Instructions for the task: Copy every line of the records below word for word, keeping the order and spacing unchanged.

Records to use:
◆ ◆ ◆ ◆ ◆

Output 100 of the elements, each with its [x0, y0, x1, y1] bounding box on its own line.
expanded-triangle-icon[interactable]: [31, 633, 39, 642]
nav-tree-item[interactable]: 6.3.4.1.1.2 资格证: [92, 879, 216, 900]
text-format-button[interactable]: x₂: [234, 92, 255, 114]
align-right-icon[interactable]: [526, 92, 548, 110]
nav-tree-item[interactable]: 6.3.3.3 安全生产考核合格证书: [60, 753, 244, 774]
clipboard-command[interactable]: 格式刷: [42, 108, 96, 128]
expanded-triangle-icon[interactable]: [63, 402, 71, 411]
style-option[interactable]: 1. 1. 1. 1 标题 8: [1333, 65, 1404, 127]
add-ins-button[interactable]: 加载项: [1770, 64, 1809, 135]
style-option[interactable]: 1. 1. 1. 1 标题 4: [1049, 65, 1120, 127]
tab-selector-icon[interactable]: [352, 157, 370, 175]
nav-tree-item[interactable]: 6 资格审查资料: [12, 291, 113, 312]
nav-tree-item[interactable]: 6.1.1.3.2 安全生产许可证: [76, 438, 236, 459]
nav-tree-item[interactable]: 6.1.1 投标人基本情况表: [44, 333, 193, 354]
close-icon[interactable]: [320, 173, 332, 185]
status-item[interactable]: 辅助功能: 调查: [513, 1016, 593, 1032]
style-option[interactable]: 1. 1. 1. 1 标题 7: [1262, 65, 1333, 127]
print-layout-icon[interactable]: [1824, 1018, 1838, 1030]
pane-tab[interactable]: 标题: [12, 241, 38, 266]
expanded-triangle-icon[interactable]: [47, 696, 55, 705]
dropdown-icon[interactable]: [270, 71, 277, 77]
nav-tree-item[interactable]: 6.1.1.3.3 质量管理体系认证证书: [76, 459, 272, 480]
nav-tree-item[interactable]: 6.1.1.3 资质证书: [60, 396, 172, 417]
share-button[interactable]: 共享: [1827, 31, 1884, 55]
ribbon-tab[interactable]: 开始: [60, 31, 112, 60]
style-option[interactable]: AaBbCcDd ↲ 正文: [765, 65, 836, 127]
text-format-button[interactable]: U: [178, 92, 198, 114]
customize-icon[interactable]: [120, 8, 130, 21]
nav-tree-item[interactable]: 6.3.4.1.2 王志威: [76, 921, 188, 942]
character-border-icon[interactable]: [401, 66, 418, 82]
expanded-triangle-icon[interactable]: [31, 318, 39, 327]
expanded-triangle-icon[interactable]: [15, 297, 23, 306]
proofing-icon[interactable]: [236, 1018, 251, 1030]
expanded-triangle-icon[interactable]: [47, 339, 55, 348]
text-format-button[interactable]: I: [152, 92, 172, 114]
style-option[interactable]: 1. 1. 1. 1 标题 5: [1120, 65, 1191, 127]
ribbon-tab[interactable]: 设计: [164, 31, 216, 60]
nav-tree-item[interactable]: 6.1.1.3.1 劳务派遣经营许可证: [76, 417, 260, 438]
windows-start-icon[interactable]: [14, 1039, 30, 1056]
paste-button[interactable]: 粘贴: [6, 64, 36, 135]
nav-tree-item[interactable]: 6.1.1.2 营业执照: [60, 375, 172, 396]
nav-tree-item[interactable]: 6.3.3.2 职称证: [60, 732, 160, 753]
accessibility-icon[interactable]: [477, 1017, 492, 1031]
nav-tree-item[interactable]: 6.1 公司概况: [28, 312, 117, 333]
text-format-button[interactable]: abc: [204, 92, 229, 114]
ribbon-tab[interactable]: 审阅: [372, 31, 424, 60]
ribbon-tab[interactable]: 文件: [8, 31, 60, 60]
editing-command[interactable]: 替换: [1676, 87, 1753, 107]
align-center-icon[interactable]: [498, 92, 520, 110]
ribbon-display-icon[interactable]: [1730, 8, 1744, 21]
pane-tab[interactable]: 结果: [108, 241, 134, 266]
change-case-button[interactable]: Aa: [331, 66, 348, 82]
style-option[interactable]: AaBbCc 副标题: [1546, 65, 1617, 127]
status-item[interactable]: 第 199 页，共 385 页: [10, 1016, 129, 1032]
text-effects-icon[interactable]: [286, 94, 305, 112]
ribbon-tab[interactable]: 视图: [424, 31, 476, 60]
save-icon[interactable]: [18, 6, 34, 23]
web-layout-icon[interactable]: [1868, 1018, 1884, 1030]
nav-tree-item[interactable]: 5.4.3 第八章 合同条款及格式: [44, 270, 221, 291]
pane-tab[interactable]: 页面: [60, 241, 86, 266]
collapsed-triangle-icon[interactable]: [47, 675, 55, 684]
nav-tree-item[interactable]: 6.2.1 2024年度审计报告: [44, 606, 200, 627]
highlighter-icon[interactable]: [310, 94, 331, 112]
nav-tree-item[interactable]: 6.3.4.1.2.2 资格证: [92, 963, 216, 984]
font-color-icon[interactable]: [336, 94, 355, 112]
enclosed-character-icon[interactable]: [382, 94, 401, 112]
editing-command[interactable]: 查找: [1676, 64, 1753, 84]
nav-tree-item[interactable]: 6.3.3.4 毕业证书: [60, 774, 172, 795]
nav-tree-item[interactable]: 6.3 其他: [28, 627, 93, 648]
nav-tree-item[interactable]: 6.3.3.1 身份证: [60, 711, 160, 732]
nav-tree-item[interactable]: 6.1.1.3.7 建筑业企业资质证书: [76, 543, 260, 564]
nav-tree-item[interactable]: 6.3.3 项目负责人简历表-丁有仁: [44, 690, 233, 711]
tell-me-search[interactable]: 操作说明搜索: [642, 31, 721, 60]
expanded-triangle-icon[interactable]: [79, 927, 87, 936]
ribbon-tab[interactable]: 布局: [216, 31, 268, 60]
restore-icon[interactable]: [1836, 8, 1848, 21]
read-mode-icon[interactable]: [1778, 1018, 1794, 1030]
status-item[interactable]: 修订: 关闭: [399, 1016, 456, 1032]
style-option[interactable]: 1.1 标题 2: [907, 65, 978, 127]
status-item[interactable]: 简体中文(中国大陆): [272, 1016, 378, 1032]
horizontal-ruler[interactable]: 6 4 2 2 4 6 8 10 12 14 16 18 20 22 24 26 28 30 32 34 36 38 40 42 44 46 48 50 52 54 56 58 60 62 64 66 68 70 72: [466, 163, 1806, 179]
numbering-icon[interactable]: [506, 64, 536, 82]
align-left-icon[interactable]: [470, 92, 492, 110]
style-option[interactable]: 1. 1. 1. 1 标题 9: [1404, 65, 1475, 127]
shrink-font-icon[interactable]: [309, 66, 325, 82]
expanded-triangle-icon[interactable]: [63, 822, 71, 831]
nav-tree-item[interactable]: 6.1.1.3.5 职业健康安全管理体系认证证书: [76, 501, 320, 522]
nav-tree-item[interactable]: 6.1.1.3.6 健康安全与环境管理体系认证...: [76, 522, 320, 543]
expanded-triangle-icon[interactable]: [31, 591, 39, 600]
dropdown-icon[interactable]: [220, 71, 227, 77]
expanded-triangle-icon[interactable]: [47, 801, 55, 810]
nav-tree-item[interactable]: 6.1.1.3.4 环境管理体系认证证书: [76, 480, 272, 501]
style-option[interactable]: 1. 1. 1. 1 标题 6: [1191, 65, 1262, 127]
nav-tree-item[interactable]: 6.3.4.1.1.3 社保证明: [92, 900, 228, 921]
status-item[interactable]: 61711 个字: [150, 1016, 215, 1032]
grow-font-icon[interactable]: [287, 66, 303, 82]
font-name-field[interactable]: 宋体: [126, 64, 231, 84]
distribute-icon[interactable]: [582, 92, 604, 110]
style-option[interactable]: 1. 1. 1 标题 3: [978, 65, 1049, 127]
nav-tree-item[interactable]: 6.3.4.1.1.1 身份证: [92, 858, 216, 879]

◆ ◆ ◆ ◆ ◆

Response to the task:
Output 100 of the elements, each with its [x0, y0, x1, y1] bounding box on its own line.
expanded-triangle-icon[interactable]: [31, 633, 39, 642]
nav-tree-item[interactable]: 6.3.4.1.1.2 资格证: [92, 879, 216, 900]
text-format-button[interactable]: x₂: [234, 92, 255, 114]
align-right-icon[interactable]: [526, 92, 548, 110]
nav-tree-item[interactable]: 6.3.3.3 安全生产考核合格证书: [60, 753, 244, 774]
clipboard-command[interactable]: 格式刷: [42, 108, 96, 128]
expanded-triangle-icon[interactable]: [63, 402, 71, 411]
style-option[interactable]: 1. 1. 1. 1 标题 8: [1333, 65, 1404, 127]
add-ins-button[interactable]: 加载项: [1770, 64, 1809, 135]
style-option[interactable]: 1. 1. 1. 1 标题 4: [1049, 65, 1120, 127]
tab-selector-icon[interactable]: [352, 157, 370, 175]
nav-tree-item[interactable]: 6 资格审查资料: [12, 291, 113, 312]
nav-tree-item[interactable]: 6.1.1.3.2 安全生产许可证: [76, 438, 236, 459]
nav-tree-item[interactable]: 6.1.1 投标人基本情况表: [44, 333, 193, 354]
close-icon[interactable]: [320, 173, 332, 185]
status-item[interactable]: 辅助功能: 调查: [513, 1016, 593, 1032]
style-option[interactable]: 1. 1. 1. 1 标题 7: [1262, 65, 1333, 127]
print-layout-icon[interactable]: [1824, 1018, 1838, 1030]
pane-tab[interactable]: 标题: [12, 241, 38, 266]
expanded-triangle-icon[interactable]: [47, 696, 55, 705]
dropdown-icon[interactable]: [270, 71, 277, 77]
nav-tree-item[interactable]: 6.1.1.3.3 质量管理体系认证证书: [76, 459, 272, 480]
nav-tree-item[interactable]: 6.1.1.3 资质证书: [60, 396, 172, 417]
share-button[interactable]: 共享: [1827, 31, 1884, 55]
ribbon-tab[interactable]: 开始: [60, 31, 112, 60]
style-option[interactable]: AaBbCcDd ↲ 正文: [765, 65, 836, 127]
text-format-button[interactable]: U: [178, 92, 198, 114]
customize-icon[interactable]: [120, 8, 130, 21]
nav-tree-item[interactable]: 6.3.4.1.2 王志威: [76, 921, 188, 942]
character-border-icon[interactable]: [401, 66, 418, 82]
expanded-triangle-icon[interactable]: [31, 318, 39, 327]
expanded-triangle-icon[interactable]: [15, 297, 23, 306]
proofing-icon[interactable]: [236, 1018, 251, 1030]
expanded-triangle-icon[interactable]: [47, 339, 55, 348]
text-format-button[interactable]: I: [152, 92, 172, 114]
style-option[interactable]: 1. 1. 1. 1 标题 5: [1120, 65, 1191, 127]
ribbon-tab[interactable]: 设计: [164, 31, 216, 60]
nav-tree-item[interactable]: 6.1.1.3.1 劳务派遣经营许可证: [76, 417, 260, 438]
windows-start-icon[interactable]: [14, 1039, 30, 1056]
paste-button[interactable]: 粘贴: [6, 64, 36, 135]
nav-tree-item[interactable]: 6.1.1.2 营业执照: [60, 375, 172, 396]
nav-tree-item[interactable]: 6.3.3.2 职称证: [60, 732, 160, 753]
accessibility-icon[interactable]: [477, 1017, 492, 1031]
nav-tree-item[interactable]: 6.1 公司概况: [28, 312, 117, 333]
text-format-button[interactable]: abc: [204, 92, 229, 114]
ribbon-tab[interactable]: 审阅: [372, 31, 424, 60]
ribbon-tab[interactable]: 文件: [8, 31, 60, 60]
editing-command[interactable]: 替换: [1676, 87, 1753, 107]
align-center-icon[interactable]: [498, 92, 520, 110]
ribbon-display-icon[interactable]: [1730, 8, 1744, 21]
pane-tab[interactable]: 结果: [108, 241, 134, 266]
change-case-button[interactable]: Aa: [331, 66, 348, 82]
style-option[interactable]: AaBbCc 副标题: [1546, 65, 1617, 127]
status-item[interactable]: 第 199 页，共 385 页: [10, 1016, 129, 1032]
text-effects-icon[interactable]: [286, 94, 305, 112]
ribbon-tab[interactable]: 视图: [424, 31, 476, 60]
save-icon[interactable]: [18, 6, 34, 23]
web-layout-icon[interactable]: [1868, 1018, 1884, 1030]
nav-tree-item[interactable]: 5.4.3 第八章 合同条款及格式: [44, 270, 221, 291]
pane-tab[interactable]: 页面: [60, 241, 86, 266]
collapsed-triangle-icon[interactable]: [47, 675, 55, 684]
nav-tree-item[interactable]: 6.2.1 2024年度审计报告: [44, 606, 200, 627]
highlighter-icon[interactable]: [310, 94, 331, 112]
nav-tree-item[interactable]: 6.3.4.1.2.2 资格证: [92, 963, 216, 984]
font-color-icon[interactable]: [336, 94, 355, 112]
enclosed-character-icon[interactable]: [382, 94, 401, 112]
editing-command[interactable]: 查找: [1676, 64, 1753, 84]
nav-tree-item[interactable]: 6.3.3.4 毕业证书: [60, 774, 172, 795]
nav-tree-item[interactable]: 6.3 其他: [28, 627, 93, 648]
nav-tree-item[interactable]: 6.3.3.1 身份证: [60, 711, 160, 732]
nav-tree-item[interactable]: 6.1.1.3.7 建筑业企业资质证书: [76, 543, 260, 564]
nav-tree-item[interactable]: 6.3.3 项目负责人简历表-丁有仁: [44, 690, 233, 711]
tell-me-search[interactable]: 操作说明搜索: [642, 31, 721, 60]
expanded-triangle-icon[interactable]: [79, 927, 87, 936]
ribbon-tab[interactable]: 布局: [216, 31, 268, 60]
restore-icon[interactable]: [1836, 8, 1848, 21]
read-mode-icon[interactable]: [1778, 1018, 1794, 1030]
status-item[interactable]: 修订: 关闭: [399, 1016, 456, 1032]
style-option[interactable]: 1.1 标题 2: [907, 65, 978, 127]
status-item[interactable]: 简体中文(中国大陆): [272, 1016, 378, 1032]
horizontal-ruler[interactable]: 6 4 2 2 4 6 8 10 12 14 16 18 20 22 24 26 28 30 32 34 36 38 40 42 44 46 48 50 52 54 56 58 60 62 64 66 68 70 72: [466, 163, 1806, 179]
numbering-icon[interactable]: [506, 64, 536, 82]
align-left-icon[interactable]: [470, 92, 492, 110]
style-option[interactable]: 1. 1. 1. 1 标题 9: [1404, 65, 1475, 127]
shrink-font-icon[interactable]: [309, 66, 325, 82]
expanded-triangle-icon[interactable]: [63, 822, 71, 831]
nav-tree-item[interactable]: 6.1.1.3.5 职业健康安全管理体系认证证书: [76, 501, 320, 522]
nav-tree-item[interactable]: 6.1.1.3.6 健康安全与环境管理体系认证...: [76, 522, 320, 543]
expanded-triangle-icon[interactable]: [31, 591, 39, 600]
dropdown-icon[interactable]: [220, 71, 227, 77]
expanded-triangle-icon[interactable]: [47, 801, 55, 810]
nav-tree-item[interactable]: 6.1.1.3.4 环境管理体系认证证书: [76, 480, 272, 501]
style-option[interactable]: 1. 1. 1. 1 标题 6: [1191, 65, 1262, 127]
nav-tree-item[interactable]: 6.3.4.1.1.3 社保证明: [92, 900, 228, 921]
status-item[interactable]: 61711 个字: [150, 1016, 215, 1032]
grow-font-icon[interactable]: [287, 66, 303, 82]
font-name-field[interactable]: 宋体: [126, 64, 231, 84]
distribute-icon[interactable]: [582, 92, 604, 110]
style-option[interactable]: 1. 1. 1 标题 3: [978, 65, 1049, 127]
nav-tree-item[interactable]: 6.3.4.1.1.1 身份证: [92, 858, 216, 879]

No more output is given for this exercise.